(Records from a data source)
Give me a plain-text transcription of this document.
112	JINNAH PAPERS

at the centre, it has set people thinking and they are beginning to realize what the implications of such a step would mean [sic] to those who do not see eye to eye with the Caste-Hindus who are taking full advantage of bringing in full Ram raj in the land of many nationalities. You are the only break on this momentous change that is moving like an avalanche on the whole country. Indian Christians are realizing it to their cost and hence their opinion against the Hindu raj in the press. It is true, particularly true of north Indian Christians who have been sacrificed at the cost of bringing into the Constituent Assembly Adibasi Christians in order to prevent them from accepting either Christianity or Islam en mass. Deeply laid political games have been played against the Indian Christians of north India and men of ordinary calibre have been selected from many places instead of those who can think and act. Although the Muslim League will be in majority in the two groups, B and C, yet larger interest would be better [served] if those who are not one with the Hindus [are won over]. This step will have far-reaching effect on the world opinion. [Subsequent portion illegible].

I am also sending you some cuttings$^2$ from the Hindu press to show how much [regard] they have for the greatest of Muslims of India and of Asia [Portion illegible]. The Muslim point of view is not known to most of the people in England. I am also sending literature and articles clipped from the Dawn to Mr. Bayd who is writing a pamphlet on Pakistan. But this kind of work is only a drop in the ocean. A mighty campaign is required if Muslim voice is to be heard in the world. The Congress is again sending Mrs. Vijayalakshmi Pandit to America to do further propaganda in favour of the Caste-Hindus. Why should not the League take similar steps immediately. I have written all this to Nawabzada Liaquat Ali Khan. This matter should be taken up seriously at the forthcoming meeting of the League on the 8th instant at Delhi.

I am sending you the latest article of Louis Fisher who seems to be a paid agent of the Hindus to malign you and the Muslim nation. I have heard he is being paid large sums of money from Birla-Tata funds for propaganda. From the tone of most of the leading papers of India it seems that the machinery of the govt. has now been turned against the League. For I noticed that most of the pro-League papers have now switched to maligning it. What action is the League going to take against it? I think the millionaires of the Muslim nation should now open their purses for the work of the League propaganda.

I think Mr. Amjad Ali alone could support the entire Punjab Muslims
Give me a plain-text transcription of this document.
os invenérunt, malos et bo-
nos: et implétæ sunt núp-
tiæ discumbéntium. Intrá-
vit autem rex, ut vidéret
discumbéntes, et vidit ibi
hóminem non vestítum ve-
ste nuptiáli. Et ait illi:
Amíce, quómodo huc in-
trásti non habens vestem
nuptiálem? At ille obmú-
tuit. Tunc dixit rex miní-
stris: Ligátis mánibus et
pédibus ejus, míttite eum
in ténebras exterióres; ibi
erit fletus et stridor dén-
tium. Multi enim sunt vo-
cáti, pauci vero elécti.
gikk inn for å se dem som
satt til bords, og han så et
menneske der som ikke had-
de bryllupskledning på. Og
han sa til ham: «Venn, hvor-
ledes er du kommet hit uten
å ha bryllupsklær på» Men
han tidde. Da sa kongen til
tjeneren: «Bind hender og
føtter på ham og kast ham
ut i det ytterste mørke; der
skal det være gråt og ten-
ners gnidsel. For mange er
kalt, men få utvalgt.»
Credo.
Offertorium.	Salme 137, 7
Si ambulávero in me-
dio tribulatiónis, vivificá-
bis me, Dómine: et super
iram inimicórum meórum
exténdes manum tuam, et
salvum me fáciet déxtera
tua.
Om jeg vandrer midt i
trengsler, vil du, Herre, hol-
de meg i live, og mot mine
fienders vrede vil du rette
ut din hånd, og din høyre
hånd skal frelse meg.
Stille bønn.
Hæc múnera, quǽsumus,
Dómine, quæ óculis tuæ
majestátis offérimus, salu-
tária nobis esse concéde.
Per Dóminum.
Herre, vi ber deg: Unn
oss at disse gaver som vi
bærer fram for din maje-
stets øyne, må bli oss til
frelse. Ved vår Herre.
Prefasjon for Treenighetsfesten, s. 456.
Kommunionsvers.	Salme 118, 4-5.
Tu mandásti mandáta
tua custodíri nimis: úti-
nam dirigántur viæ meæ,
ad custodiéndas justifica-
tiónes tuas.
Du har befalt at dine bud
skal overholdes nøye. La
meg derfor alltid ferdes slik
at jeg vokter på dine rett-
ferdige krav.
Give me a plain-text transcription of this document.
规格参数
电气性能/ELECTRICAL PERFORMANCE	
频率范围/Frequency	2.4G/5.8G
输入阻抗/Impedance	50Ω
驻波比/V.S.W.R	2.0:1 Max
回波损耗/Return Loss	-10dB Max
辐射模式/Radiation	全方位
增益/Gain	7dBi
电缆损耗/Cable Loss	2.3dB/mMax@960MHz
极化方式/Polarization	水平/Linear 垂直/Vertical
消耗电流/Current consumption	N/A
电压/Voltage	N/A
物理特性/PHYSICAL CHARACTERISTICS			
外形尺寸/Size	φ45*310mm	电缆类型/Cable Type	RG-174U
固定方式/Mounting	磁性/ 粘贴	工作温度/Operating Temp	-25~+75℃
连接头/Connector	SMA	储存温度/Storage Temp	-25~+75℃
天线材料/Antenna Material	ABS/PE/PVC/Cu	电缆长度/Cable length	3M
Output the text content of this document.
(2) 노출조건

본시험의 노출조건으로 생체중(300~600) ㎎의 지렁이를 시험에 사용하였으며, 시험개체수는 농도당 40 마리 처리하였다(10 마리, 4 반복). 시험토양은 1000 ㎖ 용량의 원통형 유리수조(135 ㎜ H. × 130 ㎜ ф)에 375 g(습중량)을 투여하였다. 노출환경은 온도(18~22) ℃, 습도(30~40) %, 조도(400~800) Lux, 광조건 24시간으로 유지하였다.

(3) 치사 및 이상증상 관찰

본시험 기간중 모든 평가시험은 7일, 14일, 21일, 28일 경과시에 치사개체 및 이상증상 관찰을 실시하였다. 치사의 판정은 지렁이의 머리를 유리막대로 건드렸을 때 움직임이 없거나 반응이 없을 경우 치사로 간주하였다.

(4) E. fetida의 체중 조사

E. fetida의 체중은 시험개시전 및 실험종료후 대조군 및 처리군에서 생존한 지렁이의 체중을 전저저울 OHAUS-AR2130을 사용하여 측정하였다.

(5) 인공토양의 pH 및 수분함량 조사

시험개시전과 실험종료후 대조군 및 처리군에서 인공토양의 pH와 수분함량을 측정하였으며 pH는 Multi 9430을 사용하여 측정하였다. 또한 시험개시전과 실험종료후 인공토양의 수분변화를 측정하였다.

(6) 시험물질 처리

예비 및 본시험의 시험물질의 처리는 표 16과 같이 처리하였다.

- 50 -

### [Aim of the task]
From the entries above, copy every line containing the word "Dómine".

### [Full response]
bis me, Dómine: et super
Dómine, quæ óculis tuæ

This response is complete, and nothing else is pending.